§ **DATASET RECORDS**:
──────────────────────────────

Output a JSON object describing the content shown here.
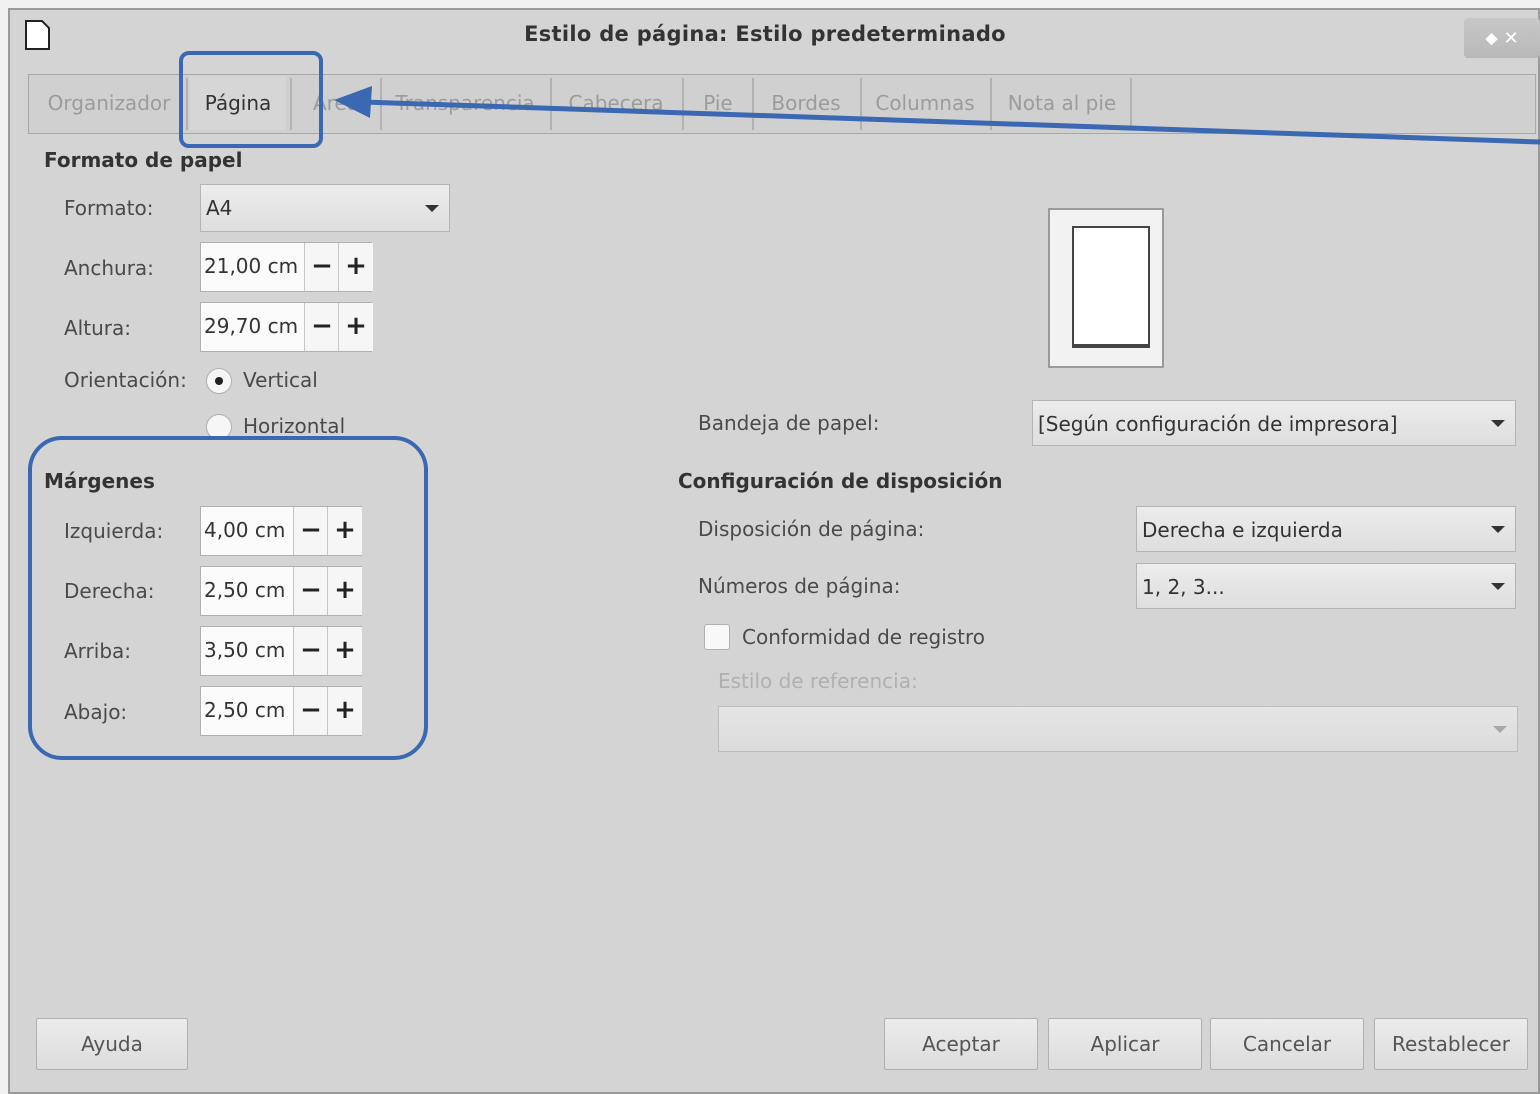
{
  "window": {
    "title": "Estilo de página: Estilo predeterminado",
    "controls": "⬥ ✕"
  },
  "tabs": [
    {
      "label": "Organizador",
      "active": false
    },
    {
      "label": "Página",
      "active": true
    },
    {
      "label": "Área",
      "active": false
    },
    {
      "label": "Transparencia",
      "active": false
    },
    {
      "label": "Cabecera",
      "active": false
    },
    {
      "label": "Pie",
      "active": false
    },
    {
      "label": "Bordes",
      "active": false
    },
    {
      "label": "Columnas",
      "active": false
    },
    {
      "label": "Nota al pie",
      "active": false
    }
  ],
  "paper_format": {
    "heading": "Formato de papel",
    "format_label": "Formato:",
    "format_value": "A4",
    "width_label": "Anchura:",
    "width_value": "21,00 cm",
    "height_label": "Altura:",
    "height_value": "29,70 cm",
    "orientation_label": "Orientación:",
    "orientation_vertical": "Vertical",
    "orientation_horizontal": "Horizontal",
    "orientation_selected": "Vertical"
  },
  "margins": {
    "heading": "Márgenes",
    "left_label": "Izquierda:",
    "left_value": "4,00 cm",
    "right_label": "Derecha:",
    "right_value": "2,50 cm",
    "top_label": "Arriba:",
    "top_value": "3,50 cm",
    "bottom_label": "Abajo:",
    "bottom_value": "2,50 cm"
  },
  "stepper": {
    "minus": "−",
    "plus": "+"
  },
  "paper_tray": {
    "label": "Bandeja de papel:",
    "value": "[Según configuración de impresora]"
  },
  "layout": {
    "heading": "Configuración de disposición",
    "page_layout_label": "Disposición de página:",
    "page_layout_value": "Derecha e izquierda",
    "page_numbers_label": "Números de página:",
    "page_numbers_value": "1, 2, 3...",
    "register_true_label": "Conformidad de registro",
    "register_true_checked": false,
    "reference_style_label": "Estilo de referencia:",
    "reference_style_value": ""
  },
  "buttons": {
    "help": "Ayuda",
    "ok": "Aceptar",
    "apply": "Aplicar",
    "cancel": "Cancelar",
    "reset": "Restablecer"
  },
  "colors": {
    "dialog_bg": "#d4d4d4",
    "annotation": "#3a68b2"
  }
}
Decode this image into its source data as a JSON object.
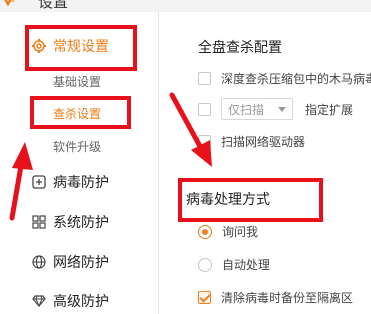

──────────────────────────────

§ **PROBLEM**:
Repeat the material above precisely as it appears, omitting the images it contains.

§ **OUTPUT FOR THIS EXERCISE**:
Output a JSON object describing the content shown here.
{
  "window": {
    "title": "Estilo de página: Estilo predeterminado",
    "controls": "⬥ ✕"
  },
  "tabs": [
    {
      "label": "Organizador",
      "active": false
    },
    {
      "label": "Página",
      "active": true
    },
    {
      "label": "Área",
      "active": false
    },
    {
      "label": "Transparencia",
      "active": false
    },
    {
      "label": "Cabecera",
      "active": false
    },
    {
      "label": "Pie",
      "active": false
    },
    {
      "label": "Bordes",
      "active": false
    },
    {
      "label": "Columnas",
      "active": false
    },
    {
      "label": "Nota al pie",
      "active": false
    }
  ],
  "paper_format": {
    "heading": "Formato de papel",
    "format_label": "Formato:",
    "format_value": "A4",
    "width_label": "Anchura:",
    "width_value": "21,00 cm",
    "height_label": "Altura:",
    "height_value": "29,70 cm",
    "orientation_label": "Orientación:",
    "orientation_vertical": "Vertical",
    "orientation_horizontal": "Horizontal",
    "orientation_selected": "Vertical"
  },
  "margins": {
    "heading": "Márgenes",
    "left_label": "Izquierda:",
    "left_value": "4,00 cm",
    "right_label": "Derecha:",
    "right_value": "2,50 cm",
    "top_label": "Arriba:",
    "top_value": "3,50 cm",
    "bottom_label": "Abajo:",
    "bottom_value": "2,50 cm"
  },
  "stepper": {
    "minus": "−",
    "plus": "+"
  },
  "paper_tray": {
    "label": "Bandeja de papel:",
    "value": "[Según configuración de impresora]"
  },
  "layout": {
    "heading": "Configuración de disposición",
    "page_layout_label": "Disposición de página:",
    "page_layout_value": "Derecha e izquierda",
    "page_numbers_label": "Números de página:",
    "page_numbers_value": "1, 2, 3...",
    "register_true_label": "Conformidad de registro",
    "register_true_checked": false,
    "reference_style_label": "Estilo de referencia:",
    "reference_style_value": ""
  },
  "buttons": {
    "help": "Ayuda",
    "ok": "Aceptar",
    "apply": "Aplicar",
    "cancel": "Cancelar",
    "reset": "Restablecer"
  },
  "colors": {
    "dialog_bg": "#d4d4d4",
    "annotation": "#3a68b2"
  }
}
Decode this image into its source data as a JSON object.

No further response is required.